» Votre consigne
Selon l'article sur la prise de parole du Cardinal Fridolin Ambongo, qu'appelle-t-il à valoriser à travers les médias et les plateformes d'expression ?

» Texte de la page
╔══

“On nous réduit à la danse et à la musique” : le cri du cœur du Cardinal Fridolin Ambongo pour l’image du peuple congolais

Une critique ferme contre les clichés culturels

Lors d’une récente prise de parole relayée dans les médias congolais, le Cardinal Fridolin Ambongo a tenu à exprimer un malaise profond sur l’image que renvoie le peuple congolais à l’intérieur comme à l’international. « Il n’est pas normal que le peuple congolais soit seulement identifié à la danse, à la musique et à rien de sérieux », a-t-il déclaré avec fermeté. Une sortie médiatique qui suscite un vaste débat sur la perception culturelle de la RDC.

Une image festive, mais pas suffisante

La RDC est universellement reconnue pour sa richesse musicale : rumba, ndombolo, soukous… autant de rythmes qui font danser l’Afrique et le monde. Mais cette dimension festive ne devrait pas occulter le potentiel intellectuel, entrepreneurial et politique du peuple congolais, selon le cardinal. Il appelle à valoriser les compétences, l’engagement citoyen, les innovations locales et le leadership congolais à travers les médias et les plateformes d’expression.

Une prise de parole saluée mais aussi critiquée

Sur les réseaux sociaux, les réactions n’ont pas tardé. Certains saluent le courage du cardinal, estimant que ses mots viennent réveiller les consciences sur une réalité souvent banalisée. D’autres, en revanche, estiment que la musique et la danse font partie intégrante de l’identité nationale et qu’il ne faut pas les minimiser, mais plutôt les équilibrer avec d’autres dimensions de la vie publique. Quoi qu’il en soit, le débat est lancé.

╚══

» Données fournies

╔══

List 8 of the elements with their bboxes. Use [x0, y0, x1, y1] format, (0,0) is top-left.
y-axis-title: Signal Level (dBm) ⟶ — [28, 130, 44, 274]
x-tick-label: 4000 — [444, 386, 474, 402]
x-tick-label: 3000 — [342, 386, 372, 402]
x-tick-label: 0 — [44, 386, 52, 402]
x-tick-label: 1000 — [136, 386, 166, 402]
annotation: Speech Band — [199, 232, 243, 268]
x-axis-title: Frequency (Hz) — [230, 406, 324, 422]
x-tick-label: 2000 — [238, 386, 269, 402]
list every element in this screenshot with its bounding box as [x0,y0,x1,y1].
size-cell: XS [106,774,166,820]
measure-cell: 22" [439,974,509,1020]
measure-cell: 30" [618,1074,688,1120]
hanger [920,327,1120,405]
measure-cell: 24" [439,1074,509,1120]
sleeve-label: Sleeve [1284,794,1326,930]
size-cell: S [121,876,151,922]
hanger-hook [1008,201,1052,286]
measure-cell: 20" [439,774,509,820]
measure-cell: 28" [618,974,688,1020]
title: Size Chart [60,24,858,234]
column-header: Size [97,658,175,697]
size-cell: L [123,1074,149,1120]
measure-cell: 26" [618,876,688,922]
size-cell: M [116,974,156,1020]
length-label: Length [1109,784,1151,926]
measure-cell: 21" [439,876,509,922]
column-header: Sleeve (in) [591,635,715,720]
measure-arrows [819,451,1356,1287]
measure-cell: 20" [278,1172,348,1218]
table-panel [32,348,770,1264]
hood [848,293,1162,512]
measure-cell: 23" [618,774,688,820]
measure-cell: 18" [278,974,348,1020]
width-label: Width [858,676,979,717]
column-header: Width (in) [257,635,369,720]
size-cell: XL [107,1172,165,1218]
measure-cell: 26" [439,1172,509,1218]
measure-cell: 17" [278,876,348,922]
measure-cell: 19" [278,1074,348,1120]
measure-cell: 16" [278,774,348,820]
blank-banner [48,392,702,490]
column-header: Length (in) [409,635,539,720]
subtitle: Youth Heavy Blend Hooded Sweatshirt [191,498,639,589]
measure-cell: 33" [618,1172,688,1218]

╚══

» Solution proposée
Il appelle à valoriser les compétences, l'engagement citoyen, les innovations locales et le leadership congolais.